Stated problem: Reproduce each line exactly.

· · · · · · ·

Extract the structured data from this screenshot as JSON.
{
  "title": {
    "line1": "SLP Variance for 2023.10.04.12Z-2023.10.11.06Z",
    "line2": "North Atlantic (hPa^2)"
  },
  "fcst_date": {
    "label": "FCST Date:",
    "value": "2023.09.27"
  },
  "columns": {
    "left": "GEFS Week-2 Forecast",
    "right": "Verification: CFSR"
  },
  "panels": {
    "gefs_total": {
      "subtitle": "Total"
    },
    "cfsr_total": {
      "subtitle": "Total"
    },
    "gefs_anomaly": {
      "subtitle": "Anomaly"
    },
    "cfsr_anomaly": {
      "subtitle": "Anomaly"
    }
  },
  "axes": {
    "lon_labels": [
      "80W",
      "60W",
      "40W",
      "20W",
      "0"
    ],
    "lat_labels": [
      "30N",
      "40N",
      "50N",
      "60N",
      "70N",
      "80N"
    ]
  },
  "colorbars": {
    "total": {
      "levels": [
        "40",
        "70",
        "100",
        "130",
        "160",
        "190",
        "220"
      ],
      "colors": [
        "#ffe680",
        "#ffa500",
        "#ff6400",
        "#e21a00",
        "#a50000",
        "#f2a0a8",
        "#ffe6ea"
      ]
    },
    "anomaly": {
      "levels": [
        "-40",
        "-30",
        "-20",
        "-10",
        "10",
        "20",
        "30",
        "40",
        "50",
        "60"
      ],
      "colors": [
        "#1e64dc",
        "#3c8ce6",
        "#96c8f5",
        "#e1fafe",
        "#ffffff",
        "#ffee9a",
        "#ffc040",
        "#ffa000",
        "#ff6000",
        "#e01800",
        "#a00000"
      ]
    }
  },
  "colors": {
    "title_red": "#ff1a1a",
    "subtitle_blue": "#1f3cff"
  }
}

· · · · · · ·

Result for this exercise:
Extract the structured data from this screenshot as JSON.
{
  "title": {
    "line1": "SLP Variance for 2023.10.04.12Z-2023.10.11.06Z",
    "line2": "North Atlantic (hPa^2)"
  },
  "fcst_date": {
    "label": "FCST Date:",
    "value": "2023.09.27"
  },
  "columns": {
    "left": "GEFS Week-2 Forecast",
    "right": "Verification: CFSR"
  },
  "panels": {
    "gefs_total": {
      "subtitle": "Total"
    },
    "cfsr_total": {
      "subtitle": "Total"
    },
    "gefs_anomaly": {
      "subtitle": "Anomaly"
    },
    "cfsr_anomaly": {
      "subtitle": "Anomaly"
    }
  },
  "axes": {
    "lon_labels": [
      "80W",
      "60W",
      "40W",
      "20W",
      "0"
    ],
    "lat_labels": [
      "30N",
      "40N",
      "50N",
      "60N",
      "70N",
      "80N"
    ]
  },
  "colorbars": {
    "total": {
      "levels": [
        "40",
        "70",
        "100",
        "130",
        "160",
        "190",
        "220"
      ],
      "colors": [
        "#ffe680",
        "#ffa500",
        "#ff6400",
        "#e21a00",
        "#a50000",
        "#f2a0a8",
        "#ffe6ea"
      ]
    },
    "anomaly": {
      "levels": [
        "-40",
        "-30",
        "-20",
        "-10",
        "10",
        "20",
        "30",
        "40",
        "50",
        "60"
      ],
      "colors": [
        "#1e64dc",
        "#3c8ce6",
        "#96c8f5",
        "#e1fafe",
        "#ffffff",
        "#ffee9a",
        "#ffc040",
        "#ffa000",
        "#ff6000",
        "#e01800",
        "#a00000"
      ]
    }
  },
  "colors": {
    "title_red": "#ff1a1a",
    "subtitle_blue": "#1f3cff"
  }
}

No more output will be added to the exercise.